*DATA ENTRIES*.
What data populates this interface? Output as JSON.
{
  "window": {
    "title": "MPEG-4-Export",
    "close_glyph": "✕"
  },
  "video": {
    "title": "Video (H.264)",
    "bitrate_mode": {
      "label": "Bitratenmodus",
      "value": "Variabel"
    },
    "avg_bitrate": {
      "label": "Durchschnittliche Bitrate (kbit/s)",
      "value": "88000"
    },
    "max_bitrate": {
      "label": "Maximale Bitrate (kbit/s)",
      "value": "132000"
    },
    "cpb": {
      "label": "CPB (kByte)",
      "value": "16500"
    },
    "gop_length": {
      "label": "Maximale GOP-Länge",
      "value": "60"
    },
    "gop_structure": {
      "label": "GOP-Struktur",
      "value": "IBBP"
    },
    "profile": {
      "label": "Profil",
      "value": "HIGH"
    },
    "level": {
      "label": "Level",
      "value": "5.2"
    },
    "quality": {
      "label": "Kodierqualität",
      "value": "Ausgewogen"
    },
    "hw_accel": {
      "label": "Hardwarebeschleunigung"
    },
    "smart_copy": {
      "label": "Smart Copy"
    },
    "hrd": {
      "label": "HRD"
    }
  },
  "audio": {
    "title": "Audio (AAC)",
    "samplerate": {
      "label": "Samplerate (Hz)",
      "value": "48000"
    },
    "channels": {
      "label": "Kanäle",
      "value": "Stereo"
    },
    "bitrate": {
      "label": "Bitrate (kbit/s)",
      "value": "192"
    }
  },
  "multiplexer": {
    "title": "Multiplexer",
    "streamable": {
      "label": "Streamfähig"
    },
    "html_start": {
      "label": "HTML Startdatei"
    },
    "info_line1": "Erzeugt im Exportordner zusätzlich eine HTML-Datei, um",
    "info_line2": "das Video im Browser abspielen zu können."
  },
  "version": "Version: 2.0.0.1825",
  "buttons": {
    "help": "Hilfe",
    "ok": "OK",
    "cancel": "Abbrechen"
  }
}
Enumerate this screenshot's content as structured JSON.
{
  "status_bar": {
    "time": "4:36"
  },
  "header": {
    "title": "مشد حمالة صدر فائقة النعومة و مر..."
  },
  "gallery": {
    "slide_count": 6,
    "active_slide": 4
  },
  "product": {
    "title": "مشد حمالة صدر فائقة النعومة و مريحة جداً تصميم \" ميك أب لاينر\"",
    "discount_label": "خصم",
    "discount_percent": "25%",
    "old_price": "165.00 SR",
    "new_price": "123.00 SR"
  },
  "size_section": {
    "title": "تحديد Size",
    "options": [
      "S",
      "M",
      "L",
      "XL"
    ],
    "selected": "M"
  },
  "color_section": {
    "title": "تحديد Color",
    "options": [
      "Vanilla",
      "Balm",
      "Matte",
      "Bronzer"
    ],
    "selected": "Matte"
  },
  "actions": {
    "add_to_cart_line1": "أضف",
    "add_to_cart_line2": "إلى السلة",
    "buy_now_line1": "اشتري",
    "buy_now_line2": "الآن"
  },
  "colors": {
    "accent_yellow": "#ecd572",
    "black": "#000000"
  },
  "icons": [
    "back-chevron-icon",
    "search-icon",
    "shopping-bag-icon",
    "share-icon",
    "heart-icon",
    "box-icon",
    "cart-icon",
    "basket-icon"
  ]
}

*YOUR GOAL*. Your task is to output exactly the lines running from the one with "Enumerate this screenshot's" through the final line of the material above, with both ends included.

*TASK SOLUTION*.
Enumerate this screenshot's content as structured JSON.
{
  "status_bar": {
    "time": "4:36"
  },
  "header": {
    "title": "مشد حمالة صدر فائقة النعومة و مر..."
  },
  "gallery": {
    "slide_count": 6,
    "active_slide": 4
  },
  "product": {
    "title": "مشد حمالة صدر فائقة النعومة و مريحة جداً تصميم \" ميك أب لاينر\"",
    "discount_label": "خصم",
    "discount_percent": "25%",
    "old_price": "165.00 SR",
    "new_price": "123.00 SR"
  },
  "size_section": {
    "title": "تحديد Size",
    "options": [
      "S",
      "M",
      "L",
      "XL"
    ],
    "selected": "M"
  },
  "color_section": {
    "title": "تحديد Color",
    "options": [
      "Vanilla",
      "Balm",
      "Matte",
      "Bronzer"
    ],
    "selected": "Matte"
  },
  "actions": {
    "add_to_cart_line1": "أضف",
    "add_to_cart_line2": "إلى السلة",
    "buy_now_line1": "اشتري",
    "buy_now_line2": "الآن"
  },
  "colors": {
    "accent_yellow": "#ecd572",
    "black": "#000000"
  },
  "icons": [
    "back-chevron-icon",
    "search-icon",
    "shopping-bag-icon",
    "share-icon",
    "heart-icon",
    "box-icon",
    "cart-icon",
    "basket-icon"
  ]
}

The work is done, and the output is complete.